(Recorded data)

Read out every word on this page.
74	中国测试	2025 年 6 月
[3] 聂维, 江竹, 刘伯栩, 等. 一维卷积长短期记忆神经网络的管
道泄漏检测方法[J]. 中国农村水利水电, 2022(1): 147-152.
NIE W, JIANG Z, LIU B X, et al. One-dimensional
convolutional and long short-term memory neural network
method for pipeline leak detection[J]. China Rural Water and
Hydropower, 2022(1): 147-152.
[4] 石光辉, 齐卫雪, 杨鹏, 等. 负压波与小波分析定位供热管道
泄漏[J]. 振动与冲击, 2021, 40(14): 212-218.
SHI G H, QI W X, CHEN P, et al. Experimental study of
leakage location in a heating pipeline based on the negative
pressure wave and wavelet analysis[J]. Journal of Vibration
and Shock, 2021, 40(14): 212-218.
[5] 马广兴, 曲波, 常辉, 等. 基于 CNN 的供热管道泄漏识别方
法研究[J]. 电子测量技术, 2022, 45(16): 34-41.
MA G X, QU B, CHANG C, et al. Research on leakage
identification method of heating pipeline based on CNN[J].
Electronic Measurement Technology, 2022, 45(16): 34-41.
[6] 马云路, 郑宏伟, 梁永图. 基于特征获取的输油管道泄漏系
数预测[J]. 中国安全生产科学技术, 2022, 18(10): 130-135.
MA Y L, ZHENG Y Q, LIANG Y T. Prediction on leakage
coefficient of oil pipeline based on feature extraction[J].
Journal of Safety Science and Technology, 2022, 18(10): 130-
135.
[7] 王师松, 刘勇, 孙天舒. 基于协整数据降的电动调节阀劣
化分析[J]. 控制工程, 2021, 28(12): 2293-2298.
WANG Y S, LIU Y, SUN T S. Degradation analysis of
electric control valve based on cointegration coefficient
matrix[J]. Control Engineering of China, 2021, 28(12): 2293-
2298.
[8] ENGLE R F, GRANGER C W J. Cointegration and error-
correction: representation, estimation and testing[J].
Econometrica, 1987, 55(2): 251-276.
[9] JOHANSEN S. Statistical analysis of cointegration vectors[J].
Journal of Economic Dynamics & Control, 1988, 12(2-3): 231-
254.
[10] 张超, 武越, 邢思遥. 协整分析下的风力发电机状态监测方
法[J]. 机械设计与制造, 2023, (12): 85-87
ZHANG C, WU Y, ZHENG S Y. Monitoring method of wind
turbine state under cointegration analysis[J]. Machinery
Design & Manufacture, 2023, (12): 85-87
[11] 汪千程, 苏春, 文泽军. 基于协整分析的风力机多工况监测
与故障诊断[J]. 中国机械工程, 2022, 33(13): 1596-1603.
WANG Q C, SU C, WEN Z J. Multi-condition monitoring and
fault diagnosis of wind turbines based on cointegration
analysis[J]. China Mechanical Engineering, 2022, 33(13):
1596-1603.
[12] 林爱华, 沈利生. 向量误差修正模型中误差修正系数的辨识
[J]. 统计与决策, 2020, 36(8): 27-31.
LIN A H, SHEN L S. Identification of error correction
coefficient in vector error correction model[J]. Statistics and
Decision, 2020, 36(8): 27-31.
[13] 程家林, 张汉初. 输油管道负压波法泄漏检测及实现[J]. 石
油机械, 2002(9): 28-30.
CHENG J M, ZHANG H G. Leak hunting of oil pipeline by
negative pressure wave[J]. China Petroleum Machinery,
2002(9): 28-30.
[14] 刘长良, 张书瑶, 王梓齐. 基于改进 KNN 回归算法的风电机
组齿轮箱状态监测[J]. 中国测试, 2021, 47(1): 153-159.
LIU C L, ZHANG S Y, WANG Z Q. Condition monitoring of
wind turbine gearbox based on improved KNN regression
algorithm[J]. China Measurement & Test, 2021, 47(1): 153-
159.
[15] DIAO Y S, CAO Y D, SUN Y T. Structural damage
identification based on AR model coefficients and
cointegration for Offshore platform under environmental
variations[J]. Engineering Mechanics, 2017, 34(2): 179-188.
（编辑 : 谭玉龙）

▶ _Goal_:
Restate the listing in full, word for word.

▶ _Correct response_:
Read out every word on this page.
74	中国测试	2025 年 6 月
[3] 聂维, 江竹, 刘伯栩, 等. 一维卷积长短期记忆神经网络的管
道泄漏检测方法[J]. 中国农村水利水电, 2022(1): 147-152.
NIE W, JIANG Z, LIU B X, et al. One-dimensional
convolutional and long short-term memory neural network
method for pipeline leak detection[J]. China Rural Water and
Hydropower, 2022(1): 147-152.
[4] 石光辉, 齐卫雪, 杨鹏, 等. 负压波与小波分析定位供热管道
泄漏[J]. 振动与冲击, 2021, 40(14): 212-218.
SHI G H, QI W X, CHEN P, et al. Experimental study of
leakage location in a heating pipeline based on the negative
pressure wave and wavelet analysis[J]. Journal of Vibration
and Shock, 2021, 40(14): 212-218.
[5] 马广兴, 曲波, 常辉, 等. 基于 CNN 的供热管道泄漏识别方
法研究[J]. 电子测量技术, 2022, 45(16): 34-41.
MA G X, QU B, CHANG C, et al. Research on leakage
identification method of heating pipeline based on CNN[J].
Electronic Measurement Technology, 2022, 45(16): 34-41.
[6] 马云路, 郑宏伟, 梁永图. 基于特征获取的输油管道泄漏系
数预测[J]. 中国安全生产科学技术, 2022, 18(10): 130-135.
MA Y L, ZHENG Y Q, LIANG Y T. Prediction on leakage
coefficient of oil pipeline based on feature extraction[J].
Journal of Safety Science and Technology, 2022, 18(10): 130-
135.
[7] 王师松, 刘勇, 孙天舒. 基于协整数据降的电动调节阀劣
化分析[J]. 控制工程, 2021, 28(12): 2293-2298.
WANG Y S, LIU Y, SUN T S. Degradation analysis of
electric control valve based on cointegration coefficient
matrix[J]. Control Engineering of China, 2021, 28(12): 2293-
2298.
[8] ENGLE R F, GRANGER C W J. Cointegration and error-
correction: representation, estimation and testing[J].
Econometrica, 1987, 55(2): 251-276.
[9] JOHANSEN S. Statistical analysis of cointegration vectors[J].
Journal of Economic Dynamics & Control, 1988, 12(2-3): 231-
254.
[10] 张超, 武越, 邢思遥. 协整分析下的风力发电机状态监测方
法[J]. 机械设计与制造, 2023, (12): 85-87
ZHANG C, WU Y, ZHENG S Y. Monitoring method of wind
turbine state under cointegration analysis[J]. Machinery
Design & Manufacture, 2023, (12): 85-87
[11] 汪千程, 苏春, 文泽军. 基于协整分析的风力机多工况监测
与故障诊断[J]. 中国机械工程, 2022, 33(13): 1596-1603.
WANG Q C, SU C, WEN Z J. Multi-condition monitoring and
fault diagnosis of wind turbines based on cointegration
analysis[J]. China Mechanical Engineering, 2022, 33(13):
1596-1603.
[12] 林爱华, 沈利生. 向量误差修正模型中误差修正系数的辨识
[J]. 统计与决策, 2020, 36(8): 27-31.
LIN A H, SHEN L S. Identification of error correction
coefficient in vector error correction model[J]. Statistics and
Decision, 2020, 36(8): 27-31.
[13] 程家林, 张汉初. 输油管道负压波法泄漏检测及实现[J]. 石
油机械, 2002(9): 28-30.
CHENG J M, ZHANG H G. Leak hunting of oil pipeline by
negative pressure wave[J]. China Petroleum Machinery,
2002(9): 28-30.
[14] 刘长良, 张书瑶, 王梓齐. 基于改进 KNN 回归算法的风电机
组齿轮箱状态监测[J]. 中国测试, 2021, 47(1): 153-159.
LIU C L, ZHANG S Y, WANG Z Q. Condition monitoring of
wind turbine gearbox based on improved KNN regression
algorithm[J]. China Measurement & Test, 2021, 47(1): 153-
159.
[15] DIAO Y S, CAO Y D, SUN Y T. Structural damage
identification based on AR model coefficients and
cointegration for Offshore platform under environmental
variations[J]. Engineering Mechanics, 2017, 34(2): 179-188.
（编辑 : 谭玉龙）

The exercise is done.